Set task »
Write out the whole listing exactly as it stands.

== == ==

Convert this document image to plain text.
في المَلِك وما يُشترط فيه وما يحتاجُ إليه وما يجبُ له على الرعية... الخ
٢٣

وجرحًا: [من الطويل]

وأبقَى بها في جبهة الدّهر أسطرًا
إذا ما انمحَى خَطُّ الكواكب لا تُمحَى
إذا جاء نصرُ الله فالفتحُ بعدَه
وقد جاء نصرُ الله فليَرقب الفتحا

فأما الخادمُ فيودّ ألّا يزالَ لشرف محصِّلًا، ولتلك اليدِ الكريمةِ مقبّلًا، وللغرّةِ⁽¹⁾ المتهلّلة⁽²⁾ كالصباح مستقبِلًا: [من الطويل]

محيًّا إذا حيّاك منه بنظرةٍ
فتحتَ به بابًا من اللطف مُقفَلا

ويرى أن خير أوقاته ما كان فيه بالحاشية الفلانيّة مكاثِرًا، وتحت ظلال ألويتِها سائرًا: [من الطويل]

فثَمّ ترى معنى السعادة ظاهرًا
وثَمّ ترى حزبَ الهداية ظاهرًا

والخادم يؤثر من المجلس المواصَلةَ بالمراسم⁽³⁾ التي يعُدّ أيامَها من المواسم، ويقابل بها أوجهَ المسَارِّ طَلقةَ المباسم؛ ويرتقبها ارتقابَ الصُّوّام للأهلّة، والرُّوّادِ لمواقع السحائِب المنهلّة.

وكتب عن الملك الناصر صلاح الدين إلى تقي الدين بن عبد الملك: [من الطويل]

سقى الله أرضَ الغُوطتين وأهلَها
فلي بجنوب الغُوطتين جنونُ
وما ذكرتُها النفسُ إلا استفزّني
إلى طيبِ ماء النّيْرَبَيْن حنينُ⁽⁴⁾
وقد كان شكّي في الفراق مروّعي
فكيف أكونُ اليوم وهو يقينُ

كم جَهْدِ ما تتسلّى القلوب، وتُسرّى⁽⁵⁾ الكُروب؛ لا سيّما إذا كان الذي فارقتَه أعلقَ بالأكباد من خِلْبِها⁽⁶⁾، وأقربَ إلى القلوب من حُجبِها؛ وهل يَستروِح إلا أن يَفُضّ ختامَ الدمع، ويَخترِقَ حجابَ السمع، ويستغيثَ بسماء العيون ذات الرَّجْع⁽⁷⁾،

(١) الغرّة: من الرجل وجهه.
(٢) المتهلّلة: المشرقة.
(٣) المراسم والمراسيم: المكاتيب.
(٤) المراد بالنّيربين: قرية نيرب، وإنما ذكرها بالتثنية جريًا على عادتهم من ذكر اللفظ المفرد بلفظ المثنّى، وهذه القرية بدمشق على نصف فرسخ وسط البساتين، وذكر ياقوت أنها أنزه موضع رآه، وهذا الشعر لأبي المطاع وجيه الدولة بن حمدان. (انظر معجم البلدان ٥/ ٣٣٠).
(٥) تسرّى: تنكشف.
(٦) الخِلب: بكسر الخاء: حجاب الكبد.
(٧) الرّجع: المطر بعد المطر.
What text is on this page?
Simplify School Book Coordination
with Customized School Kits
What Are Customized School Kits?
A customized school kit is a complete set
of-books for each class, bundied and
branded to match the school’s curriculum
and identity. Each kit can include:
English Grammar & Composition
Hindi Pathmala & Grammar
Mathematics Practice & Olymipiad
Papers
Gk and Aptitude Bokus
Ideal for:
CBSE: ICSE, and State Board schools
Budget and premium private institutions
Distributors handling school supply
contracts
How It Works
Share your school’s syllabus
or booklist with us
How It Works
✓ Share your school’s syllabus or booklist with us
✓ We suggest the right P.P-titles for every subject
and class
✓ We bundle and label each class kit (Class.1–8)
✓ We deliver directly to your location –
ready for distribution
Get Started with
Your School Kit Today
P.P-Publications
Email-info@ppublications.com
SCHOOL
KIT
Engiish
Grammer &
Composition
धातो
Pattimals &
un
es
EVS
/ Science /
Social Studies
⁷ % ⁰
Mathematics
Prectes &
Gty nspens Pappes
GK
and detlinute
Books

== == ==

Result for this task »
Convert this document image to plain text.
في المَلِك وما يُشترط فيه وما يحتاجُ إليه وما يجبُ له على الرعية... الخ
٢٣

وجرحًا: [من الطويل]

وأبقَى بها في جبهة الدّهر أسطرًا
إذا ما انمحَى خَطُّ الكواكب لا تُمحَى
إذا جاء نصرُ الله فالفتحُ بعدَه
وقد جاء نصرُ الله فليَرقب الفتحا

فأما الخادمُ فيودّ ألّا يزالَ لشرف محصِّلًا، ولتلك اليدِ الكريمةِ مقبّلًا، وللغرّةِ⁽¹⁾ المتهلّلة⁽²⁾ كالصباح مستقبِلًا: [من الطويل]

محيًّا إذا حيّاك منه بنظرةٍ
فتحتَ به بابًا من اللطف مُقفَلا

ويرى أن خير أوقاته ما كان فيه بالحاشية الفلانيّة مكاثِرًا، وتحت ظلال ألويتِها سائرًا: [من الطويل]

فثَمّ ترى معنى السعادة ظاهرًا
وثَمّ ترى حزبَ الهداية ظاهرًا

والخادم يؤثر من المجلس المواصَلةَ بالمراسم⁽³⁾ التي يعُدّ أيامَها من المواسم، ويقابل بها أوجهَ المسَارِّ طَلقةَ المباسم؛ ويرتقبها ارتقابَ الصُّوّام للأهلّة، والرُّوّادِ لمواقع السحائِب المنهلّة.

وكتب عن الملك الناصر صلاح الدين إلى تقي الدين بن عبد الملك: [من الطويل]

سقى الله أرضَ الغُوطتين وأهلَها
فلي بجنوب الغُوطتين جنونُ
وما ذكرتُها النفسُ إلا استفزّني
إلى طيبِ ماء النّيْرَبَيْن حنينُ⁽⁴⁾
وقد كان شكّي في الفراق مروّعي
فكيف أكونُ اليوم وهو يقينُ

كم جَهْدِ ما تتسلّى القلوب، وتُسرّى⁽⁵⁾ الكُروب؛ لا سيّما إذا كان الذي فارقتَه أعلقَ بالأكباد من خِلْبِها⁽⁶⁾، وأقربَ إلى القلوب من حُجبِها؛ وهل يَستروِح إلا أن يَفُضّ ختامَ الدمع، ويَخترِقَ حجابَ السمع، ويستغيثَ بسماء العيون ذات الرَّجْع⁽⁷⁾،

(١) الغرّة: من الرجل وجهه.
(٢) المتهلّلة: المشرقة.
(٣) المراسم والمراسيم: المكاتيب.
(٤) المراد بالنّيربين: قرية نيرب، وإنما ذكرها بالتثنية جريًا على عادتهم من ذكر اللفظ المفرد بلفظ المثنّى، وهذه القرية بدمشق على نصف فرسخ وسط البساتين، وذكر ياقوت أنها أنزه موضع رآه، وهذا الشعر لأبي المطاع وجيه الدولة بن حمدان. (انظر معجم البلدان ٥/ ٣٣٠).
(٥) تسرّى: تنكشف.
(٦) الخِلب: بكسر الخاء: حجاب الكبد.
(٧) الرّجع: المطر بعد المطر.
What text is on this page?
Simplify School Book Coordination
with Customized School Kits
What Are Customized School Kits?
A customized school kit is a complete set
of-books for each class, bundied and
branded to match the school’s curriculum
and identity. Each kit can include:
English Grammar & Composition
Hindi Pathmala & Grammar
Mathematics Practice & Olymipiad
Papers
Gk and Aptitude Bokus
Ideal for:
CBSE: ICSE, and State Board schools
Budget and premium private institutions
Distributors handling school supply
contracts
How It Works
Share your school’s syllabus
or booklist with us
How It Works
✓ Share your school’s syllabus or booklist with us
✓ We suggest the right P.P-titles for every subject
and class
✓ We bundle and label each class kit (Class.1–8)
✓ We deliver directly to your location –
ready for distribution
Get Started with
Your School Kit Today
P.P-Publications
Email-info@ppublications.com
SCHOOL
KIT
Engiish
Grammer &
Composition
धातो
Pattimals &
un
es
EVS
/ Science /
Social Studies
⁷ % ⁰
Mathematics
Prectes &
Gty nspens Pappes
GK
and detlinute
Books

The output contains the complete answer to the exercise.